— START The data —

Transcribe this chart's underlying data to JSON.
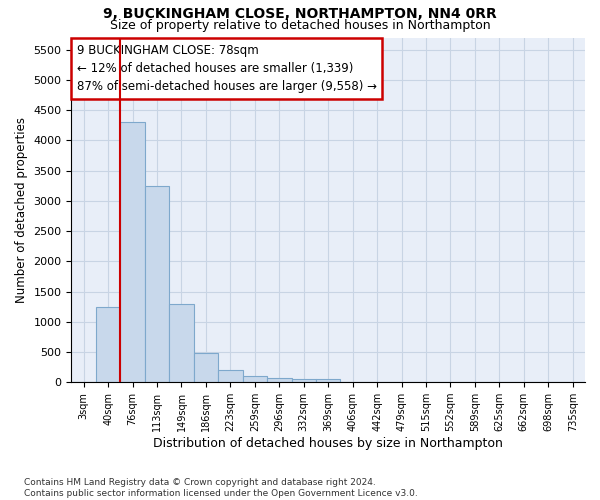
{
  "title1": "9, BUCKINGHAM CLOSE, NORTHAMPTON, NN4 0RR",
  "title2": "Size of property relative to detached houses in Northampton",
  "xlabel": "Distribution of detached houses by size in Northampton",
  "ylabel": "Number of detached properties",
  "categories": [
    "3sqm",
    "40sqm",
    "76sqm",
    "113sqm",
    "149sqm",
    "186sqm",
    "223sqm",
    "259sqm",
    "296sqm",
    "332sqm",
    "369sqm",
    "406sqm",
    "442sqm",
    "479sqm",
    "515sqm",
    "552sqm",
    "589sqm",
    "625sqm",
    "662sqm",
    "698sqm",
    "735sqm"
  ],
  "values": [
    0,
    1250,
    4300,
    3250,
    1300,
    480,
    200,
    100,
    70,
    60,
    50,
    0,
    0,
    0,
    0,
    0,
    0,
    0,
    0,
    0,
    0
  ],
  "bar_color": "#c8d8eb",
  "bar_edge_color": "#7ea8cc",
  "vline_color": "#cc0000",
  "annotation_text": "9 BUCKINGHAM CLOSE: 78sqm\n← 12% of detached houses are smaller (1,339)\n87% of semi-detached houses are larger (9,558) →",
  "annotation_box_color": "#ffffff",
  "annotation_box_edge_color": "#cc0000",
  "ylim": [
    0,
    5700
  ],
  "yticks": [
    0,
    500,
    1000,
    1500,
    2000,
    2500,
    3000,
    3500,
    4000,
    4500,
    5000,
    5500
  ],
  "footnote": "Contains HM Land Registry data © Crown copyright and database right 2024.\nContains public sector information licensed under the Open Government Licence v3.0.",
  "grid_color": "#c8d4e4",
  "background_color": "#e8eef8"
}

— END The data —
— START The data —

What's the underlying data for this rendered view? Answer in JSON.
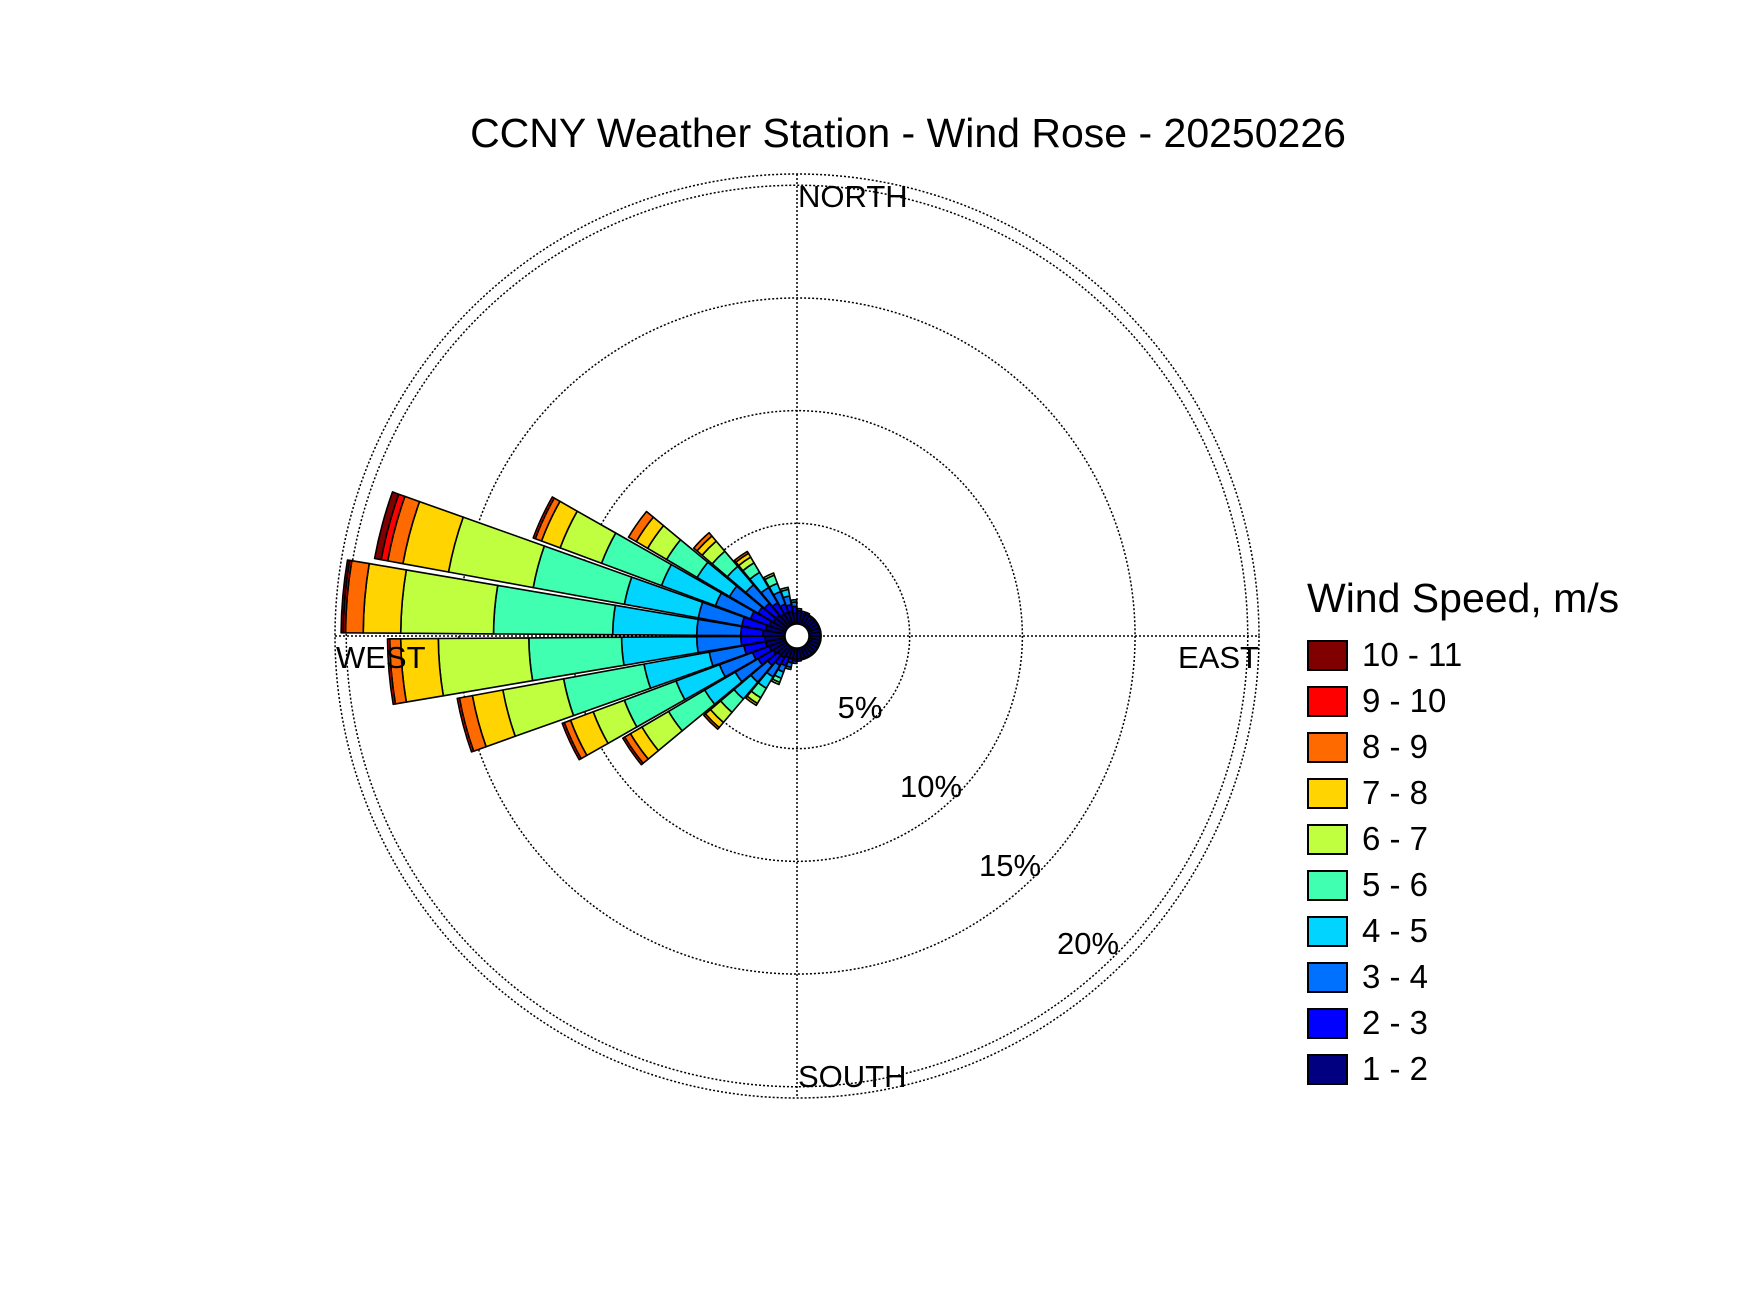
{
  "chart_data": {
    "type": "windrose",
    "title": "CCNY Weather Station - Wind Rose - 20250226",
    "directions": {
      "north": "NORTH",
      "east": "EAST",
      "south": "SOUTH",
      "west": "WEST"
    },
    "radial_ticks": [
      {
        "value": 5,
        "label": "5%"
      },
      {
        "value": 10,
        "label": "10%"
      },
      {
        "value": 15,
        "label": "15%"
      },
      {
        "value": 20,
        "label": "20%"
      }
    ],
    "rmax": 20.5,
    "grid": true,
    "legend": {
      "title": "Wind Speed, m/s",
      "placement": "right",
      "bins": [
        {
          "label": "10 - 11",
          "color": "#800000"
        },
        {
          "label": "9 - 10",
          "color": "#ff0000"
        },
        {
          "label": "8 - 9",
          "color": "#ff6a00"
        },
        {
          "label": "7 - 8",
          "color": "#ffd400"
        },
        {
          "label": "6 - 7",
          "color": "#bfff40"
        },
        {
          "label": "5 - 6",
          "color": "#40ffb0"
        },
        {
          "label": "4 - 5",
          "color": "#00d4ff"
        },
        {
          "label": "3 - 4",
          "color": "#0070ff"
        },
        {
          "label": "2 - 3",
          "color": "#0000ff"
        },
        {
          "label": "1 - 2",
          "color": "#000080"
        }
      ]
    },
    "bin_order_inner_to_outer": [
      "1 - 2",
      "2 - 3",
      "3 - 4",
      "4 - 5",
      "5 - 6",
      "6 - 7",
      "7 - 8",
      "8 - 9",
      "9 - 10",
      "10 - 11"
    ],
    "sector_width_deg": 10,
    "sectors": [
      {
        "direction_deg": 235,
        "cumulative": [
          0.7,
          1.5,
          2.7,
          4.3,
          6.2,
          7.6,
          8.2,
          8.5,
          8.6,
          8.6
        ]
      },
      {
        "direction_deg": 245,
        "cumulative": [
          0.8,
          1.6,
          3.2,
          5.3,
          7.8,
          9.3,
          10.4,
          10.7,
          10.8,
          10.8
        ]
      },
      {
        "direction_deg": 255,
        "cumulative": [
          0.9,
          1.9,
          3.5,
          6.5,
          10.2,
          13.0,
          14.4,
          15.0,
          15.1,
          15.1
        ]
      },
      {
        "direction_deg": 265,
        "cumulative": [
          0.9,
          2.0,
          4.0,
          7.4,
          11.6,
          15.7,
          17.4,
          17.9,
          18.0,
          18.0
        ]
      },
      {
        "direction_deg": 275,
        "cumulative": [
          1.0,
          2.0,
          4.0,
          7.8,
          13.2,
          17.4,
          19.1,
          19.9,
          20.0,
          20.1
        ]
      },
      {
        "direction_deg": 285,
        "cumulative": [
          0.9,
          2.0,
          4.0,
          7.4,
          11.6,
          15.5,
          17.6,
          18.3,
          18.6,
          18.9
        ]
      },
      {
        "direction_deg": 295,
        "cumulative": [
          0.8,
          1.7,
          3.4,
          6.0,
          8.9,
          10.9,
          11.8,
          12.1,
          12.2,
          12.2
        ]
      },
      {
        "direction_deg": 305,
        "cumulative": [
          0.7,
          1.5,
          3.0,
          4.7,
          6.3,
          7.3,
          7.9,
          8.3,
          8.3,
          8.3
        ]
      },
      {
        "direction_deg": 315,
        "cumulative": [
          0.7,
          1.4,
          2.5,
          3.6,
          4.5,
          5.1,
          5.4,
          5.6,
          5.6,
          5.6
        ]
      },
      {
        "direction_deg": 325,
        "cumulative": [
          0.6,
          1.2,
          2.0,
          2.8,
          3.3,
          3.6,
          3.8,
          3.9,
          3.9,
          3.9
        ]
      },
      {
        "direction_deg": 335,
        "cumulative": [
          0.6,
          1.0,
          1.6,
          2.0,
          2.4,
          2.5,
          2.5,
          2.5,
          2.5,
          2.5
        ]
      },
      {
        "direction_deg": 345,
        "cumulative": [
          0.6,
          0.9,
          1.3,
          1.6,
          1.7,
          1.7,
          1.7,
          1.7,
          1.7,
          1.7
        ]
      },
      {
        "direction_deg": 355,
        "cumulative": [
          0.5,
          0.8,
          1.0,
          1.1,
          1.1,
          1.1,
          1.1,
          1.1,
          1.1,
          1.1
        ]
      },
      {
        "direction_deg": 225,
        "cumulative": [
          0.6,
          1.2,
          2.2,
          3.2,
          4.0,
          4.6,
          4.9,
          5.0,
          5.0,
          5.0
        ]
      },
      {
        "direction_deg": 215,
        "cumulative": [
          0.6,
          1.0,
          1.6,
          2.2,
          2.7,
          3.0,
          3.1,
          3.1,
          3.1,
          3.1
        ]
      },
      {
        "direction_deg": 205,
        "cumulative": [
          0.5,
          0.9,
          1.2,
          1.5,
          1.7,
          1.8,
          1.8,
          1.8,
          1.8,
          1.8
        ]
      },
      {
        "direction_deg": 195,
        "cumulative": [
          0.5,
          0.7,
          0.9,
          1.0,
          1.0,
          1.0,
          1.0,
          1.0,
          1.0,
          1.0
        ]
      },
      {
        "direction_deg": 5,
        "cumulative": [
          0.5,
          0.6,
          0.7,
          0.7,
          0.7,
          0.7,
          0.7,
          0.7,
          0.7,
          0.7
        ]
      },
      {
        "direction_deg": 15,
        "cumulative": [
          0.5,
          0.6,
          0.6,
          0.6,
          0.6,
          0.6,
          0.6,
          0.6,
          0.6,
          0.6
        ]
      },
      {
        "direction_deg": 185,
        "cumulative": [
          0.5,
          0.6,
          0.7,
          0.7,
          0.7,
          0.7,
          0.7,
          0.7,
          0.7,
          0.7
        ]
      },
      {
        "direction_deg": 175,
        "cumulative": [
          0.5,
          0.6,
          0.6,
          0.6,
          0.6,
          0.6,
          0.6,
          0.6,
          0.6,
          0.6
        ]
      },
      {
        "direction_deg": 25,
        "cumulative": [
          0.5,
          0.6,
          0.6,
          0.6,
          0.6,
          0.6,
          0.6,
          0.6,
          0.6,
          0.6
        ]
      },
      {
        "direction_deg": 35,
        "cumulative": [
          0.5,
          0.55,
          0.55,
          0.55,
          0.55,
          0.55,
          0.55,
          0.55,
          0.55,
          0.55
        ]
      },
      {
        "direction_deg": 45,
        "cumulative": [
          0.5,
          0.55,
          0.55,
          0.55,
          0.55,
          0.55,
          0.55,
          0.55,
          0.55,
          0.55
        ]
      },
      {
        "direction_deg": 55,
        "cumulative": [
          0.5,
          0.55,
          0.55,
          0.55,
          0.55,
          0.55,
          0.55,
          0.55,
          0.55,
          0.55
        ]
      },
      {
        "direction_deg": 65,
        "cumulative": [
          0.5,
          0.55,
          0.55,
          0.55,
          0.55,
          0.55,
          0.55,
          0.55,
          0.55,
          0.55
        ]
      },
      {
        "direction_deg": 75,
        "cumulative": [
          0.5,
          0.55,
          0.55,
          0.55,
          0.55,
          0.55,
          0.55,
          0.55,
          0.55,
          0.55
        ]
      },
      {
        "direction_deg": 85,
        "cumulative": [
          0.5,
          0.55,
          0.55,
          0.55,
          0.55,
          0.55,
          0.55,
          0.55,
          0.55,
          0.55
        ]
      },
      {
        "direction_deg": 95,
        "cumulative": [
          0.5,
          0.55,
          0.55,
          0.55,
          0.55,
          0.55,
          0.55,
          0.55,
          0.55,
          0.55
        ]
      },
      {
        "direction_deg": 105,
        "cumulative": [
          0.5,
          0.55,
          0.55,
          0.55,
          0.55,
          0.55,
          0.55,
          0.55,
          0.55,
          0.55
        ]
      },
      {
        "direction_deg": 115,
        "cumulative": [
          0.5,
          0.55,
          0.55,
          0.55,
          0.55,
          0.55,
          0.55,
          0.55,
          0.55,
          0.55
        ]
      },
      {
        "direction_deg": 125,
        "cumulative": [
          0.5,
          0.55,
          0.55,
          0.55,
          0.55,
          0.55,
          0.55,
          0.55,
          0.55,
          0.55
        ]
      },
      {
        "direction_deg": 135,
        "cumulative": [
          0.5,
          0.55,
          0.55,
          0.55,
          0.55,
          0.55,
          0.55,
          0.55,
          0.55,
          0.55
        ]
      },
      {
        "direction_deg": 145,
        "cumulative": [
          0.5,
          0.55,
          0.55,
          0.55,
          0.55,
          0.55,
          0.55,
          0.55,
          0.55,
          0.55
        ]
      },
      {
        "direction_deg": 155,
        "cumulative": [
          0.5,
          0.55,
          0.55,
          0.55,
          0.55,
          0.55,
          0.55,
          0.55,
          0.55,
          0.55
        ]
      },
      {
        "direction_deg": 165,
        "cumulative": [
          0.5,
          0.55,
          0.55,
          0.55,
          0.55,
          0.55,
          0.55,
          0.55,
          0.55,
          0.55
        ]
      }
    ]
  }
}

— END The data —

Every line in the data above that contains "this" needs to be copied.

* _Exercise solution_:
Transcribe this chart's underlying data to JSON.
What's the underlying data for this rendered view? Answer in JSON.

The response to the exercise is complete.